RECORDED INFORMATION:
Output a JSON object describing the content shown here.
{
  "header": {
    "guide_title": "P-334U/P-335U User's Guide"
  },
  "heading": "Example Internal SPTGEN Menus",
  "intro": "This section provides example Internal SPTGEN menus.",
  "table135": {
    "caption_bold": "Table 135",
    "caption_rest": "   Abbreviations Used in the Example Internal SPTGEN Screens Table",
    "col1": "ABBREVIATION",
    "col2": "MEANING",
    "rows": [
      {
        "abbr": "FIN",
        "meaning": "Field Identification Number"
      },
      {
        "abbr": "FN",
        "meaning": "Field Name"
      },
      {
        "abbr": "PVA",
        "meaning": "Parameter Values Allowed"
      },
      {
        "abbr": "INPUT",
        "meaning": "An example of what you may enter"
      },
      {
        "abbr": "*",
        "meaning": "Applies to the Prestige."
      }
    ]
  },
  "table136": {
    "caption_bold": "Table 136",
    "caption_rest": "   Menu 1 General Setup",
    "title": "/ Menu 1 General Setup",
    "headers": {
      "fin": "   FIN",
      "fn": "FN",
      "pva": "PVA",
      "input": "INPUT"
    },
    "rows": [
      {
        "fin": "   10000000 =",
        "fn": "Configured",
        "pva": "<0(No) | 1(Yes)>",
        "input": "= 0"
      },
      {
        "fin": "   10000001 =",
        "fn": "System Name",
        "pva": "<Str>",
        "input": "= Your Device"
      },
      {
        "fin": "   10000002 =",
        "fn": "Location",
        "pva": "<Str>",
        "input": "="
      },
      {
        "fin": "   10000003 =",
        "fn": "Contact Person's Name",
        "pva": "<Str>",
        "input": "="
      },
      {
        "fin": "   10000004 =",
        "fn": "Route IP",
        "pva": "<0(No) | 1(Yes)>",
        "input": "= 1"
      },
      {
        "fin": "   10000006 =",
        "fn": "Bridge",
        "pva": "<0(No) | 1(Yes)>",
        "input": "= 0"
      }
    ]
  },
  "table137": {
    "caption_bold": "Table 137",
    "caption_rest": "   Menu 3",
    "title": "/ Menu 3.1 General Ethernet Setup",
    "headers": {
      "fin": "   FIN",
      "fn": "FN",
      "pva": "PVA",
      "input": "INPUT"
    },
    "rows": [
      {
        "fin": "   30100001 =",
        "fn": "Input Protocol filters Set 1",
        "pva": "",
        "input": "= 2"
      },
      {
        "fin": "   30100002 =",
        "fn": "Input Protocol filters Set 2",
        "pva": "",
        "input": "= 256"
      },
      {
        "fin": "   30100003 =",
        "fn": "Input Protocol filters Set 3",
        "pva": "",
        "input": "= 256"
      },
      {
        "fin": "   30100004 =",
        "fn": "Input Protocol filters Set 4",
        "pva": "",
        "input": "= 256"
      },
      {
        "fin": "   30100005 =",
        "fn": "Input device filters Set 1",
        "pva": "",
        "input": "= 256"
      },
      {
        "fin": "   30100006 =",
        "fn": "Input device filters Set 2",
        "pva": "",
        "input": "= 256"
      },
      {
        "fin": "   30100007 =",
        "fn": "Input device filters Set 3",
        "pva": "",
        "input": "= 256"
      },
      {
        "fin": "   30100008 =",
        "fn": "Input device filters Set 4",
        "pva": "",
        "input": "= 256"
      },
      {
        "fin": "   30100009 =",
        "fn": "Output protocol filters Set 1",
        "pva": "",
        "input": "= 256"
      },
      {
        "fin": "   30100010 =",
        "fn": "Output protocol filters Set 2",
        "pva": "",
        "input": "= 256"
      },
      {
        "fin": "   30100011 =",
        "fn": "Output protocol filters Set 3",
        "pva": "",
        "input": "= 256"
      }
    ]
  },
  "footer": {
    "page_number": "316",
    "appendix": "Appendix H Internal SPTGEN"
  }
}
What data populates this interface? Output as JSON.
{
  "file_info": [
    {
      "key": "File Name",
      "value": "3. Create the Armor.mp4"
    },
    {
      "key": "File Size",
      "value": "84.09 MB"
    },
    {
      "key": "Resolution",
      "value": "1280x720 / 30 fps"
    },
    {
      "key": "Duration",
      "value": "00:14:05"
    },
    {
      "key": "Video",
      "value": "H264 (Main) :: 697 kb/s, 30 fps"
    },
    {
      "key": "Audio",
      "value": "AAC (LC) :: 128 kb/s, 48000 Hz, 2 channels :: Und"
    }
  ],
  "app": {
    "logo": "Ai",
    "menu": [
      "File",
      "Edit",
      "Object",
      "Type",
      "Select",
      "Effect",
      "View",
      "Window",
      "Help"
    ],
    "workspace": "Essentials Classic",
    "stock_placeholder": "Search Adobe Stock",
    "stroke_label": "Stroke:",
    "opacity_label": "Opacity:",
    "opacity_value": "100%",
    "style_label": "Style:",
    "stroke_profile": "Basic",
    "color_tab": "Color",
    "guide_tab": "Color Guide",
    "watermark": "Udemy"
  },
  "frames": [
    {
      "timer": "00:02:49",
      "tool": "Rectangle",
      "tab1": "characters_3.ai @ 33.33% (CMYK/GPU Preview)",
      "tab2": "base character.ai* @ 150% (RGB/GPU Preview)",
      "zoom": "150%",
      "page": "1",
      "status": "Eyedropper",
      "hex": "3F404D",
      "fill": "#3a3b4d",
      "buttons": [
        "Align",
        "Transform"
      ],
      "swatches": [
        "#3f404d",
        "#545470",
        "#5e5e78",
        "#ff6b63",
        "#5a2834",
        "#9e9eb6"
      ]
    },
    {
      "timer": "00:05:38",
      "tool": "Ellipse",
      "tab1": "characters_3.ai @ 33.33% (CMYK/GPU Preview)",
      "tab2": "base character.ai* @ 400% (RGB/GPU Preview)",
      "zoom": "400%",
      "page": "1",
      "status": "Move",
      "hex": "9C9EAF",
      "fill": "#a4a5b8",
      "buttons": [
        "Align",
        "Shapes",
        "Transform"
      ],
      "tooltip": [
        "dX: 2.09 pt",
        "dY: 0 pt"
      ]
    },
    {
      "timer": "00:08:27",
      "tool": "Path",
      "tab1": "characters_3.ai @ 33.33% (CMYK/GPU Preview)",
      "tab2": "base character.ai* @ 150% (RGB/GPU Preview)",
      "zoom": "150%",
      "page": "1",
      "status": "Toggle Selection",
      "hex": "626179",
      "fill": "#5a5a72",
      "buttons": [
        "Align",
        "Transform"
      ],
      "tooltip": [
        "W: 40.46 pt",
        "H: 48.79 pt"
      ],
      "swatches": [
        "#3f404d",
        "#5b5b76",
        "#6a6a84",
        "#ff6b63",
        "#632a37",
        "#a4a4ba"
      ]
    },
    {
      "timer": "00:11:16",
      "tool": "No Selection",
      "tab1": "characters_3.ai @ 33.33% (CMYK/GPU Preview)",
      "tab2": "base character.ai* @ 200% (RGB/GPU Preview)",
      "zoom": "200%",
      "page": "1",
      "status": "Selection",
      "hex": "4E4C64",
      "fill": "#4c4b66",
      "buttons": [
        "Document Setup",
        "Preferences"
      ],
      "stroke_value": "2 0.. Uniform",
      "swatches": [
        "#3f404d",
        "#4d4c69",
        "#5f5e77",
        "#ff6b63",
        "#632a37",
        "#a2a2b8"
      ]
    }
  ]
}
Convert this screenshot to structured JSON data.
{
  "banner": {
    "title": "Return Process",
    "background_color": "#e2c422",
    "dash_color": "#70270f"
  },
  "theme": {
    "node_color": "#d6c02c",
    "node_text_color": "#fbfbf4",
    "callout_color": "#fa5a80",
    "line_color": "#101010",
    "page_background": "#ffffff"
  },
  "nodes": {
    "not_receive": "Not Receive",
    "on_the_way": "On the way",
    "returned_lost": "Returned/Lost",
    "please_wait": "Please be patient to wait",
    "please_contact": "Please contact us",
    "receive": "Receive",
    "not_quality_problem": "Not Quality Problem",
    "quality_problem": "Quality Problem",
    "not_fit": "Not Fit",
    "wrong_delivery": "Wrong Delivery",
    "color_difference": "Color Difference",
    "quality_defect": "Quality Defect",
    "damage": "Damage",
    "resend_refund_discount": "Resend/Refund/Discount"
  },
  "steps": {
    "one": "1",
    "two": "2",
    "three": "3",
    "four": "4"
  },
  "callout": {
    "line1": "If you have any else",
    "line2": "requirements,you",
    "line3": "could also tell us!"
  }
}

EXERCISE PROMPT:
From the line holding "Convert this screenshot" down to the final line above, quote every line exactly and only those lines.

FINISHED ANSWER:
Convert this screenshot to structured JSON data.
{
  "banner": {
    "title": "Return Process",
    "background_color": "#e2c422",
    "dash_color": "#70270f"
  },
  "theme": {
    "node_color": "#d6c02c",
    "node_text_color": "#fbfbf4",
    "callout_color": "#fa5a80",
    "line_color": "#101010",
    "page_background": "#ffffff"
  },
  "nodes": {
    "not_receive": "Not Receive",
    "on_the_way": "On the way",
    "returned_lost": "Returned/Lost",
    "please_wait": "Please be patient to wait",
    "please_contact": "Please contact us",
    "receive": "Receive",
    "not_quality_problem": "Not Quality Problem",
    "quality_problem": "Quality Problem",
    "not_fit": "Not Fit",
    "wrong_delivery": "Wrong Delivery",
    "color_difference": "Color Difference",
    "quality_defect": "Quality Defect",
    "damage": "Damage",
    "resend_refund_discount": "Resend/Refund/Discount"
  },
  "steps": {
    "one": "1",
    "two": "2",
    "three": "3",
    "four": "4"
  },
  "callout": {
    "line1": "If you have any else",
    "line2": "requirements,you",
    "line3": "could also tell us!"
  }
}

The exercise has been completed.